***** Data shown *****

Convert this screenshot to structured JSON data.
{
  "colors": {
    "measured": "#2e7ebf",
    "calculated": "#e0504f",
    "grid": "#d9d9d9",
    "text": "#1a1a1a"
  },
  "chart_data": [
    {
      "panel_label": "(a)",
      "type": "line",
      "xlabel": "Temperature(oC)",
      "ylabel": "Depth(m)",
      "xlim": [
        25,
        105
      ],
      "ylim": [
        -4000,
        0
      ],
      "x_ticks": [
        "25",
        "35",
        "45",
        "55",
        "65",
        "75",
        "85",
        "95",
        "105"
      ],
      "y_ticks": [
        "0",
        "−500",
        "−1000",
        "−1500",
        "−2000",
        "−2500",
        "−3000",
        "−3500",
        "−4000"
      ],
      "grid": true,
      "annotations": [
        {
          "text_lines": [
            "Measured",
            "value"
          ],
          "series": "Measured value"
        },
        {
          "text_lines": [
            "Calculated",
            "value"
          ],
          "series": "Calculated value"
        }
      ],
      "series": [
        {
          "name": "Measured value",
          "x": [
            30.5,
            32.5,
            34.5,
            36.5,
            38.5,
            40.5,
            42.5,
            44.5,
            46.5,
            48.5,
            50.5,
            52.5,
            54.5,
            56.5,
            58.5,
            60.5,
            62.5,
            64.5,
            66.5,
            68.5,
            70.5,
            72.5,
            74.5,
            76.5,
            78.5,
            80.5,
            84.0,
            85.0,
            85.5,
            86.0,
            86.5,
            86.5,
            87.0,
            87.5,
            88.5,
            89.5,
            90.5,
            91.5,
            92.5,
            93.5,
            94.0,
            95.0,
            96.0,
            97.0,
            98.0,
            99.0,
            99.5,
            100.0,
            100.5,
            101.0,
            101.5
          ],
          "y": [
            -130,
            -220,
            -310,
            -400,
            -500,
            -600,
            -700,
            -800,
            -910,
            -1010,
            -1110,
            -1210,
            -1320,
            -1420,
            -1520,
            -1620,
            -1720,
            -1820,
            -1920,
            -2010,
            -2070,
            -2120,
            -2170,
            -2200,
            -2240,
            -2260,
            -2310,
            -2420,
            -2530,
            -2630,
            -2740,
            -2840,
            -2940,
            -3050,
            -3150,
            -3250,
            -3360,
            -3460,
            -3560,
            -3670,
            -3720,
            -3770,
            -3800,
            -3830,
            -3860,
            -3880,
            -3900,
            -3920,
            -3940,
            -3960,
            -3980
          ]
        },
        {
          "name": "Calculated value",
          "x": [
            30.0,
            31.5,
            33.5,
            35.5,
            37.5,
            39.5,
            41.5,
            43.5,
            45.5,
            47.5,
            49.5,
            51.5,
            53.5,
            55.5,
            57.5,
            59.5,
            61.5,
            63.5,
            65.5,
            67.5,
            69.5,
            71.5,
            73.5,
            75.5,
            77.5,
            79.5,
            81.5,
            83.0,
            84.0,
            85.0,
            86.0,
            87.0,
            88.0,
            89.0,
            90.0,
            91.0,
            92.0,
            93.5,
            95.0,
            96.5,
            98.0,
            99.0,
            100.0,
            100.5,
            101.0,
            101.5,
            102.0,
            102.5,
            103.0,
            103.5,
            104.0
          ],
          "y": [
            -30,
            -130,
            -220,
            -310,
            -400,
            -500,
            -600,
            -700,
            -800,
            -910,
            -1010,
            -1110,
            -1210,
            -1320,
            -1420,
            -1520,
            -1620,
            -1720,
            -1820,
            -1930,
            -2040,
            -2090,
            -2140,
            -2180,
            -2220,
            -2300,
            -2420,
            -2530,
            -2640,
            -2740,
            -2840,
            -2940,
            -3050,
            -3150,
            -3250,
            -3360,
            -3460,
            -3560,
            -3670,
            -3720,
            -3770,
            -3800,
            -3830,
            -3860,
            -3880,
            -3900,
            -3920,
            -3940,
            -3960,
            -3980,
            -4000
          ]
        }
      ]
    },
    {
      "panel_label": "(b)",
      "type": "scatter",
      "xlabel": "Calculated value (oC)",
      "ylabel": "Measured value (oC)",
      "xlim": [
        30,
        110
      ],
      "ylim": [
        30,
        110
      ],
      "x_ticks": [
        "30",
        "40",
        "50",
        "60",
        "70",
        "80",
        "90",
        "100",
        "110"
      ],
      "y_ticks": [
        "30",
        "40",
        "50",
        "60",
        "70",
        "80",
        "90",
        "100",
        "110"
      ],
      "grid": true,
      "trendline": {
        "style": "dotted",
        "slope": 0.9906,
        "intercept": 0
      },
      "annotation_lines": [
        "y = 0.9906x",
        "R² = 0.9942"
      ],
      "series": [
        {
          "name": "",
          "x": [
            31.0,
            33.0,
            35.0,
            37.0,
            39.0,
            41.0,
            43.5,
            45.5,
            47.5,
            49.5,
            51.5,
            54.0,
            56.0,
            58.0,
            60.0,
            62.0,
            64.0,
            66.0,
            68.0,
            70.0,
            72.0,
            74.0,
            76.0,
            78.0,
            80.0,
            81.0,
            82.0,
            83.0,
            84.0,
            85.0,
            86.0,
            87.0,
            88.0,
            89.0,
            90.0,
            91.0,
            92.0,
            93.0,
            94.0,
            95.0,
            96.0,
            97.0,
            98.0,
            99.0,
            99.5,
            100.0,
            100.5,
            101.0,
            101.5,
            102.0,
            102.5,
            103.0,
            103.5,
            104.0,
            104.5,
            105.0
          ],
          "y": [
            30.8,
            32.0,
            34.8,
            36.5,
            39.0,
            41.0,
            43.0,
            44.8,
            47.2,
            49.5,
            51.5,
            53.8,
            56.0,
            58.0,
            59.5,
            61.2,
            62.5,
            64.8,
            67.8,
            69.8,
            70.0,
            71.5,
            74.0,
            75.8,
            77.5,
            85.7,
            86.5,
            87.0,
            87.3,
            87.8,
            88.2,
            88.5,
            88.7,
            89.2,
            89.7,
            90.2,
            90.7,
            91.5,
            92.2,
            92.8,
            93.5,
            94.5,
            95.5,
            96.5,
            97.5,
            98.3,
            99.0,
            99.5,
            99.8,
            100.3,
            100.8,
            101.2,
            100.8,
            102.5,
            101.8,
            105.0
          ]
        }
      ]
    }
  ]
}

*****

Check each line above for the string "name", then copy the ones that have it.

Reply to the task:
          "name": "Measured value",
          "name": "Calculated value",
          "name": "",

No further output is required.